» **TASK STATEMENT**
Select from the records below every line that has the word "JSON" in it.
-- start of SUPPLIED RECORDS --
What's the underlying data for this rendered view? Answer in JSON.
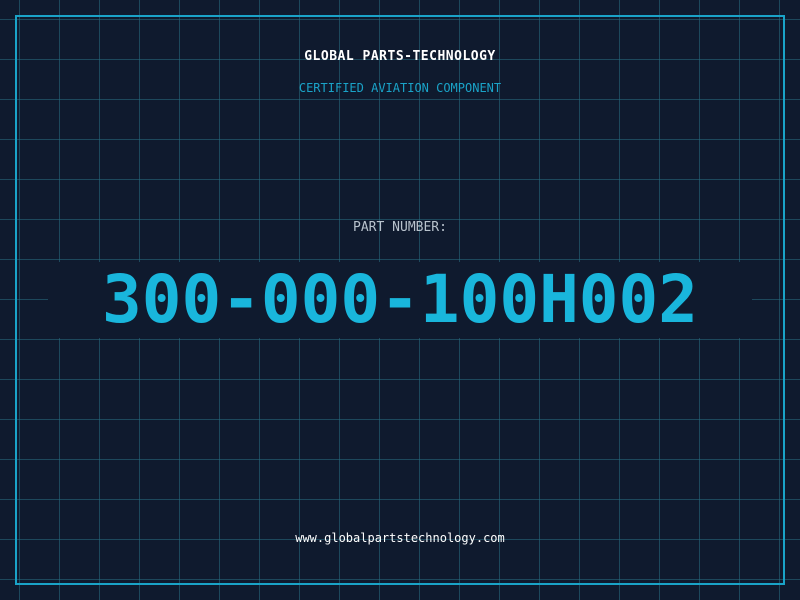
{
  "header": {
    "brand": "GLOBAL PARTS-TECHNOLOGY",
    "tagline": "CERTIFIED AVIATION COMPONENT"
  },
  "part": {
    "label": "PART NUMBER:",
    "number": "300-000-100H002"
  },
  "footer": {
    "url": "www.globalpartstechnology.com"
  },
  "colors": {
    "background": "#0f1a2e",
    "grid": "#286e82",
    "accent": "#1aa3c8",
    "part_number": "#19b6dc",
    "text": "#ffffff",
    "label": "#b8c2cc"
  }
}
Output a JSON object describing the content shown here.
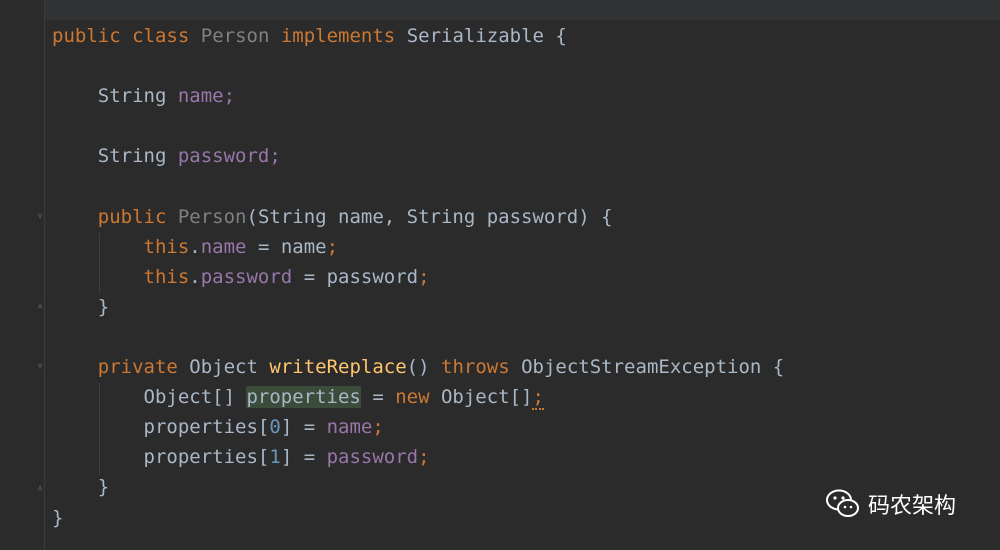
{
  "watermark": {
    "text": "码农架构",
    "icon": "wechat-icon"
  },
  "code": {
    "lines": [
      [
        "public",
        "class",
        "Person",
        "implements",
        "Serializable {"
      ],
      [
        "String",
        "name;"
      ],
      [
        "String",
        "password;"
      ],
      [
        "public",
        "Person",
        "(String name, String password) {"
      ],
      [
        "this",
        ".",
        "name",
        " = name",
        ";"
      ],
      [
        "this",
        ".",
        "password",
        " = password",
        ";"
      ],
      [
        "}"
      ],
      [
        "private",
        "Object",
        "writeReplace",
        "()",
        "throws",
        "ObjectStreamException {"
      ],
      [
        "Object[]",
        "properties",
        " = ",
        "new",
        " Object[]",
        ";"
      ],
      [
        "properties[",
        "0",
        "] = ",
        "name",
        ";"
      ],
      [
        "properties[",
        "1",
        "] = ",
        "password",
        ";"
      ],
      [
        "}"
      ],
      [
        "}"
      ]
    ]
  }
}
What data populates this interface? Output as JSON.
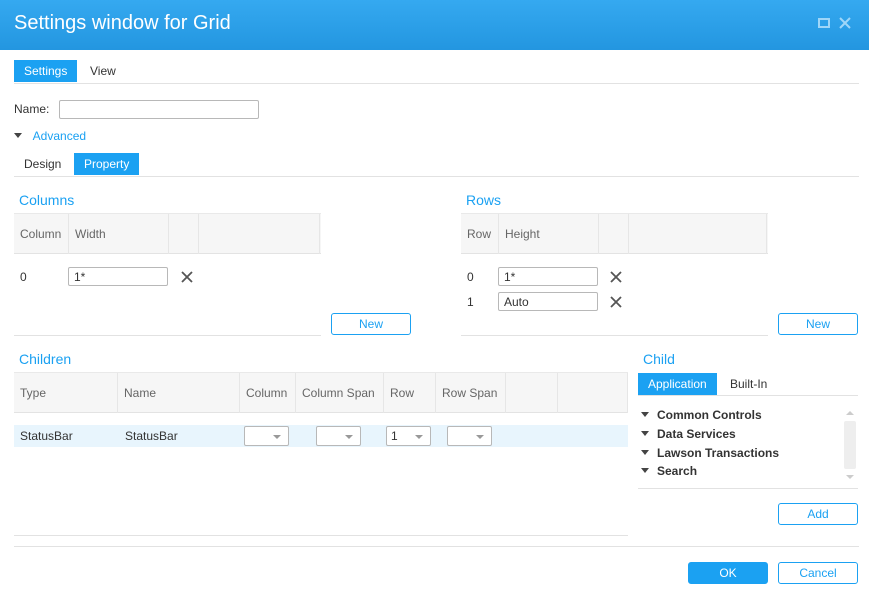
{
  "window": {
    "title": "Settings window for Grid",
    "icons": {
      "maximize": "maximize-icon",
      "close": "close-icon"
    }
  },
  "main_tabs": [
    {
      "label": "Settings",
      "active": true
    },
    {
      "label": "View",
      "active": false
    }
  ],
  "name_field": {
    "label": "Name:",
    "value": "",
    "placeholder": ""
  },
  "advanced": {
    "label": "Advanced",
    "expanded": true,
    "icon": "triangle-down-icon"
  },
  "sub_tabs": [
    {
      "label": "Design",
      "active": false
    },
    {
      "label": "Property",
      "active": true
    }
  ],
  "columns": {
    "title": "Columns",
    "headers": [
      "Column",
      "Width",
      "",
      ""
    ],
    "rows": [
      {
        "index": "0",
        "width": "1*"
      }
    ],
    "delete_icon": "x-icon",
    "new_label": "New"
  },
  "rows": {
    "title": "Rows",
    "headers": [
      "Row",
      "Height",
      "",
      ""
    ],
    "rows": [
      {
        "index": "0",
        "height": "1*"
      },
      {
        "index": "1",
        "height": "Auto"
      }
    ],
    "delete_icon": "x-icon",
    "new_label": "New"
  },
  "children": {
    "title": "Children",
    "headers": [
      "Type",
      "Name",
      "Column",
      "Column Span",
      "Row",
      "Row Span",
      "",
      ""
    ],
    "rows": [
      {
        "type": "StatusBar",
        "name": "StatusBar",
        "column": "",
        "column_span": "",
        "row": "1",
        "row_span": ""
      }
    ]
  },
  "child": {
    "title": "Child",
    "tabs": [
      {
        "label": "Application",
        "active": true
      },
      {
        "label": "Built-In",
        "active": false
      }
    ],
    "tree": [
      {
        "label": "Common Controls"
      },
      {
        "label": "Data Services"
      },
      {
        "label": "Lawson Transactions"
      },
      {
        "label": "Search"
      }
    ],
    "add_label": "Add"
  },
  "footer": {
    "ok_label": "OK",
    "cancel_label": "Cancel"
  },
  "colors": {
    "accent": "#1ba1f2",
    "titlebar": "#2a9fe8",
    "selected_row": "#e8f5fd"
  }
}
-- end of SUPPLIED RECORDS --
-- start of SUPPLIED RECORDS --
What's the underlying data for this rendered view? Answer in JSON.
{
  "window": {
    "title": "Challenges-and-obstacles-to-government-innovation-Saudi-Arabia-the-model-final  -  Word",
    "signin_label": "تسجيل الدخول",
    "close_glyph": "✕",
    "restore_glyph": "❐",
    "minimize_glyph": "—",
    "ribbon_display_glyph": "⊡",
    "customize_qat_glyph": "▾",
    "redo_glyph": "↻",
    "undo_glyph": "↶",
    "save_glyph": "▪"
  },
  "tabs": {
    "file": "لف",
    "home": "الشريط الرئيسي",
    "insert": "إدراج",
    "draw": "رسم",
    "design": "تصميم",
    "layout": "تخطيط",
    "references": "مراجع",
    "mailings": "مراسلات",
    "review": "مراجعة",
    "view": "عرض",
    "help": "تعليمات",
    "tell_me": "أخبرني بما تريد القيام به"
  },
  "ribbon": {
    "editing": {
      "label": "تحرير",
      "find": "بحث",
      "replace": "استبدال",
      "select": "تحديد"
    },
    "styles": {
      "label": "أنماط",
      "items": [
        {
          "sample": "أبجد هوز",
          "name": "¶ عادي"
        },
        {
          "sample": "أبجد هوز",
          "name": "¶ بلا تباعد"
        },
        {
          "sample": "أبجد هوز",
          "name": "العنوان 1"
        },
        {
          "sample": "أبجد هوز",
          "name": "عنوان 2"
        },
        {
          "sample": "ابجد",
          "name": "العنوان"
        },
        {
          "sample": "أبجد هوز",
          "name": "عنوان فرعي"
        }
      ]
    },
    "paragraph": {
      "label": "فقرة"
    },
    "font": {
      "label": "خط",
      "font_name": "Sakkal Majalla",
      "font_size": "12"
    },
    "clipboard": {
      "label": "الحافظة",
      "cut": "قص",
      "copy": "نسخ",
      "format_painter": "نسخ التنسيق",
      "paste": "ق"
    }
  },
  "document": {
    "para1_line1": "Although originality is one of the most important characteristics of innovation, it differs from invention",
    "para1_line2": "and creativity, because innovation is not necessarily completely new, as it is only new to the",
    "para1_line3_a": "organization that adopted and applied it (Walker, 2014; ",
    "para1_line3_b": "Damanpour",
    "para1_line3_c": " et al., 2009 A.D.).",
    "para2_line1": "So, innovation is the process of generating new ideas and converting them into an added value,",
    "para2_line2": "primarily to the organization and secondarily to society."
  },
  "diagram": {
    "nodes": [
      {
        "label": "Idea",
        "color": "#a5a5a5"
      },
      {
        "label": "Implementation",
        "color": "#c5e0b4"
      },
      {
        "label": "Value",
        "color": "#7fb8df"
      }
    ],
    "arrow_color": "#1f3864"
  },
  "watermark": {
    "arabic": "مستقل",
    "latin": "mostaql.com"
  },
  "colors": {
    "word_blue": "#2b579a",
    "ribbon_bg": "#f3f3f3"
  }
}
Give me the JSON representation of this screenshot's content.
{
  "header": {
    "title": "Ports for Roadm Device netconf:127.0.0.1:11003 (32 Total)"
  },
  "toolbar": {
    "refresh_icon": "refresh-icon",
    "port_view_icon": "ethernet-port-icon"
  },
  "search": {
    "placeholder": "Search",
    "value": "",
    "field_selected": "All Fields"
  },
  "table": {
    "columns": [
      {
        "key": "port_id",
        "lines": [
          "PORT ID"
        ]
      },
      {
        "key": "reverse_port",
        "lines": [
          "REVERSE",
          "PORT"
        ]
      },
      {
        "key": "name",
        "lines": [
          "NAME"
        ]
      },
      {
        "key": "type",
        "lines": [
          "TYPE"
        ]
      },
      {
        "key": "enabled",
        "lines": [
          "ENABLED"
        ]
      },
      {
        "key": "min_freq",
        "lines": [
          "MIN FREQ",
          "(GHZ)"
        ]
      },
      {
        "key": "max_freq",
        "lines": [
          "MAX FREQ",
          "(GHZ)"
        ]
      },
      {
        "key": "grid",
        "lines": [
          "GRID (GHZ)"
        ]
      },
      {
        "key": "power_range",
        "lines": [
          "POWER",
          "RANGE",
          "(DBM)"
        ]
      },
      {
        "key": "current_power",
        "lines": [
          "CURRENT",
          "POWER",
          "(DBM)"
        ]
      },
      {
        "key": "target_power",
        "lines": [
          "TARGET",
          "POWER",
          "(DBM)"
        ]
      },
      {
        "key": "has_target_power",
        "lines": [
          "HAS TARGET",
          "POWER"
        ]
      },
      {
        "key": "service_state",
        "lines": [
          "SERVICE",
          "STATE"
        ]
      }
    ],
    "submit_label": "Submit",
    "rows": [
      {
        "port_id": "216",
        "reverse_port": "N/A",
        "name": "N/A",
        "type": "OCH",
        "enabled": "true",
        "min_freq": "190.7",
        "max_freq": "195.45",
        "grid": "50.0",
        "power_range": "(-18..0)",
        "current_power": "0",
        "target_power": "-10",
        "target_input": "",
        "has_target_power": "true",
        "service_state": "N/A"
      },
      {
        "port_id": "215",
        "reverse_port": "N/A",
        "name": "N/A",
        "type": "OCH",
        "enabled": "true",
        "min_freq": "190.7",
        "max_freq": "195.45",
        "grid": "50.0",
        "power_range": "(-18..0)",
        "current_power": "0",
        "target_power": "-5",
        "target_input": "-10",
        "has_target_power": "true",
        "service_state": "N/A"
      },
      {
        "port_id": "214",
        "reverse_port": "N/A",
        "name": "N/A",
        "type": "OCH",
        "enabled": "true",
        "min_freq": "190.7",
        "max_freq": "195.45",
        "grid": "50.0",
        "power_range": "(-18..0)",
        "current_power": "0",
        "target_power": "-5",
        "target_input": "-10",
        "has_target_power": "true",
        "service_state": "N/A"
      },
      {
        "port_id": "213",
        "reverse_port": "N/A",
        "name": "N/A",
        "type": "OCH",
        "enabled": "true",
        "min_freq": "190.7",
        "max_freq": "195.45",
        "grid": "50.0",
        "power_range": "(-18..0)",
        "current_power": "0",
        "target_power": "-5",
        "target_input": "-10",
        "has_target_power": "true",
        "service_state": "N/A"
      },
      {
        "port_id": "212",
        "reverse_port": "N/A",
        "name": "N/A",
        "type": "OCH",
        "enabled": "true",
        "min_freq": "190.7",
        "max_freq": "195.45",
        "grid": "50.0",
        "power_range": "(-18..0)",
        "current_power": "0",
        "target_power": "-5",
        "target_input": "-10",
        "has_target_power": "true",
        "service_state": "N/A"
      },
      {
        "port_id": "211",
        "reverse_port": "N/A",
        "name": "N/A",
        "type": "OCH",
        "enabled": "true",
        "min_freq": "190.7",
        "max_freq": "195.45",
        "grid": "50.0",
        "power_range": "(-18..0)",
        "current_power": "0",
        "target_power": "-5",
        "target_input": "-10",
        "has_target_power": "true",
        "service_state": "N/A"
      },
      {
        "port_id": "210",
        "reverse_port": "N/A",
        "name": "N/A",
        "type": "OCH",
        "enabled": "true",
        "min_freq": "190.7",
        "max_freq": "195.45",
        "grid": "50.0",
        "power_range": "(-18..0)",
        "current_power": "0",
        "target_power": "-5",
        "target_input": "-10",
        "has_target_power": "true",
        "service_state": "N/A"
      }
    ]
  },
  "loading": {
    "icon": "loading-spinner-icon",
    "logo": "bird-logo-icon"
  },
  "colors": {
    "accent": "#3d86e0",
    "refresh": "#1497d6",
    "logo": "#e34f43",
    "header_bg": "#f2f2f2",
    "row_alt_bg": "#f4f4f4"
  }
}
-- end of SUPPLIED RECORDS --
» **FULL OUTPUT**
What's the underlying data for this rendered view? Answer in JSON.
Output a JSON object describing the content shown here.
What data populates this interface? Output as JSON.
What's the underlying data for this rendered view? Answer in JSON.
Give me the JSON representation of this screenshot's content.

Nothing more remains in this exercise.